#### [DATA FOR THIS EXERCISE]
++++++++

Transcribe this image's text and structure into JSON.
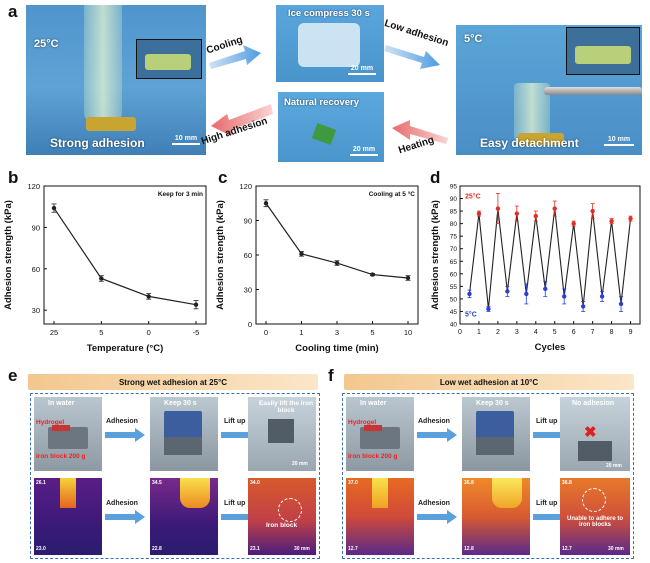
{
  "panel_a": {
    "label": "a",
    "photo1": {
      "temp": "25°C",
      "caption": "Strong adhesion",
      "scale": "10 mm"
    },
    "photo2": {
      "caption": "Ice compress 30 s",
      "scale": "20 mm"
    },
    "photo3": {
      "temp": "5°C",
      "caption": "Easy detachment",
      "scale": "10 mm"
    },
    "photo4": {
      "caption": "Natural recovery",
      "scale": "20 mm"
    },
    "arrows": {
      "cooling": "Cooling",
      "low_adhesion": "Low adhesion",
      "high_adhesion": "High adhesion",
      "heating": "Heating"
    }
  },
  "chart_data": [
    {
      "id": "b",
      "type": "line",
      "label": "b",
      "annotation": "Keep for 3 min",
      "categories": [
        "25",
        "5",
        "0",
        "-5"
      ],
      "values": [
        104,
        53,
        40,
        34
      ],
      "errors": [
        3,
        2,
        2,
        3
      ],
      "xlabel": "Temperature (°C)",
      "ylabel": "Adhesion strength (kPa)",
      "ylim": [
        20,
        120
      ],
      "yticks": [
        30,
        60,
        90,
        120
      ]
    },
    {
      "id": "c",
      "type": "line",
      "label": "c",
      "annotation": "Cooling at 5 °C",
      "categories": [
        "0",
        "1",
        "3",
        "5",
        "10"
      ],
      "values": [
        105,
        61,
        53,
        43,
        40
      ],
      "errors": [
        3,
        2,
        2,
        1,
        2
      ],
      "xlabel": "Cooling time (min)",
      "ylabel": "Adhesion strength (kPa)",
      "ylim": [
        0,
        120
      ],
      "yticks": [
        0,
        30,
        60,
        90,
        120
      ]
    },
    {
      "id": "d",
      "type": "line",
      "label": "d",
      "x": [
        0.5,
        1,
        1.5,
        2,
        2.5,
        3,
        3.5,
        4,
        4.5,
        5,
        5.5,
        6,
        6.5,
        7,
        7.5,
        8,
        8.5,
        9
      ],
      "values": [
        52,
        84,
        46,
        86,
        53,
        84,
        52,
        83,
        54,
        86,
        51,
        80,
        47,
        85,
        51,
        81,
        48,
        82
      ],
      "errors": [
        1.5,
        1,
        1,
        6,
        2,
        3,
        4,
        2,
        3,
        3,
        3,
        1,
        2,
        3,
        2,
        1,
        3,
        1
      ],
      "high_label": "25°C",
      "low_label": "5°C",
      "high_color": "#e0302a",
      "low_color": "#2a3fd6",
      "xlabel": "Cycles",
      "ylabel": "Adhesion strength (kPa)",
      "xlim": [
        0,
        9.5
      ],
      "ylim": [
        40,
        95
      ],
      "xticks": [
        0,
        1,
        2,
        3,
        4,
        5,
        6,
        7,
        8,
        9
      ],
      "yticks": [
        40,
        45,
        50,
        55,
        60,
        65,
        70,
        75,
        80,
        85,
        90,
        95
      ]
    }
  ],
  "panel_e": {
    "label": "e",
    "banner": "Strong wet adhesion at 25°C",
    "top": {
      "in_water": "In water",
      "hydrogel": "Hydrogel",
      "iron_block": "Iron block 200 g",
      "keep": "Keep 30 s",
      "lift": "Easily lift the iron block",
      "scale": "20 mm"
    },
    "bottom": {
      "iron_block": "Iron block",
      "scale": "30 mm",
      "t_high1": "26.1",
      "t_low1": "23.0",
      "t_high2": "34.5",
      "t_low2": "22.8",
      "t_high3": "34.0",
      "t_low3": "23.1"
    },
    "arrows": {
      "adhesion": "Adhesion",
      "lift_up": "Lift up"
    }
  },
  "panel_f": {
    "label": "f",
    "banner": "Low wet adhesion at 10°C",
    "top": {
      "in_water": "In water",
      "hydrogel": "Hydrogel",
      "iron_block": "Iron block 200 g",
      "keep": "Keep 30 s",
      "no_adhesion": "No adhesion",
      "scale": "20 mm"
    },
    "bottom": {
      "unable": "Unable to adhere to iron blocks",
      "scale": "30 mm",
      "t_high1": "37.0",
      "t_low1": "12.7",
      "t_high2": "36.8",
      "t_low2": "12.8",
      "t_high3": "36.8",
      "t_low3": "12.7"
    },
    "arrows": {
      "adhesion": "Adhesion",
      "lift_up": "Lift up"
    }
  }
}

++++++++

Transcribe the listing above verbatim. Omit the pictures.

Transcribe this image's text and structure into JSON.
{
  "panel_a": {
    "label": "a",
    "photo1": {
      "temp": "25°C",
      "caption": "Strong adhesion",
      "scale": "10 mm"
    },
    "photo2": {
      "caption": "Ice compress 30 s",
      "scale": "20 mm"
    },
    "photo3": {
      "temp": "5°C",
      "caption": "Easy detachment",
      "scale": "10 mm"
    },
    "photo4": {
      "caption": "Natural recovery",
      "scale": "20 mm"
    },
    "arrows": {
      "cooling": "Cooling",
      "low_adhesion": "Low adhesion",
      "high_adhesion": "High adhesion",
      "heating": "Heating"
    }
  },
  "chart_data": [
    {
      "id": "b",
      "type": "line",
      "label": "b",
      "annotation": "Keep for 3 min",
      "categories": [
        "25",
        "5",
        "0",
        "-5"
      ],
      "values": [
        104,
        53,
        40,
        34
      ],
      "errors": [
        3,
        2,
        2,
        3
      ],
      "xlabel": "Temperature (°C)",
      "ylabel": "Adhesion strength (kPa)",
      "ylim": [
        20,
        120
      ],
      "yticks": [
        30,
        60,
        90,
        120
      ]
    },
    {
      "id": "c",
      "type": "line",
      "label": "c",
      "annotation": "Cooling at 5 °C",
      "categories": [
        "0",
        "1",
        "3",
        "5",
        "10"
      ],
      "values": [
        105,
        61,
        53,
        43,
        40
      ],
      "errors": [
        3,
        2,
        2,
        1,
        2
      ],
      "xlabel": "Cooling time (min)",
      "ylabel": "Adhesion strength (kPa)",
      "ylim": [
        0,
        120
      ],
      "yticks": [
        0,
        30,
        60,
        90,
        120
      ]
    },
    {
      "id": "d",
      "type": "line",
      "label": "d",
      "x": [
        0.5,
        1,
        1.5,
        2,
        2.5,
        3,
        3.5,
        4,
        4.5,
        5,
        5.5,
        6,
        6.5,
        7,
        7.5,
        8,
        8.5,
        9
      ],
      "values": [
        52,
        84,
        46,
        86,
        53,
        84,
        52,
        83,
        54,
        86,
        51,
        80,
        47,
        85,
        51,
        81,
        48,
        82
      ],
      "errors": [
        1.5,
        1,
        1,
        6,
        2,
        3,
        4,
        2,
        3,
        3,
        3,
        1,
        2,
        3,
        2,
        1,
        3,
        1
      ],
      "high_label": "25°C",
      "low_label": "5°C",
      "high_color": "#e0302a",
      "low_color": "#2a3fd6",
      "xlabel": "Cycles",
      "ylabel": "Adhesion strength (kPa)",
      "xlim": [
        0,
        9.5
      ],
      "ylim": [
        40,
        95
      ],
      "xticks": [
        0,
        1,
        2,
        3,
        4,
        5,
        6,
        7,
        8,
        9
      ],
      "yticks": [
        40,
        45,
        50,
        55,
        60,
        65,
        70,
        75,
        80,
        85,
        90,
        95
      ]
    }
  ],
  "panel_e": {
    "label": "e",
    "banner": "Strong wet adhesion at 25°C",
    "top": {
      "in_water": "In water",
      "hydrogel": "Hydrogel",
      "iron_block": "Iron block 200 g",
      "keep": "Keep 30 s",
      "lift": "Easily lift the iron block",
      "scale": "20 mm"
    },
    "bottom": {
      "iron_block": "Iron block",
      "scale": "30 mm",
      "t_high1": "26.1",
      "t_low1": "23.0",
      "t_high2": "34.5",
      "t_low2": "22.8",
      "t_high3": "34.0",
      "t_low3": "23.1"
    },
    "arrows": {
      "adhesion": "Adhesion",
      "lift_up": "Lift up"
    }
  },
  "panel_f": {
    "label": "f",
    "banner": "Low wet adhesion at 10°C",
    "top": {
      "in_water": "In water",
      "hydrogel": "Hydrogel",
      "iron_block": "Iron block 200 g",
      "keep": "Keep 30 s",
      "no_adhesion": "No adhesion",
      "scale": "20 mm"
    },
    "bottom": {
      "unable": "Unable to adhere to iron blocks",
      "scale": "30 mm",
      "t_high1": "37.0",
      "t_low1": "12.7",
      "t_high2": "36.8",
      "t_low2": "12.8",
      "t_high3": "36.8",
      "t_low3": "12.7"
    },
    "arrows": {
      "adhesion": "Adhesion",
      "lift_up": "Lift up"
    }
  }
}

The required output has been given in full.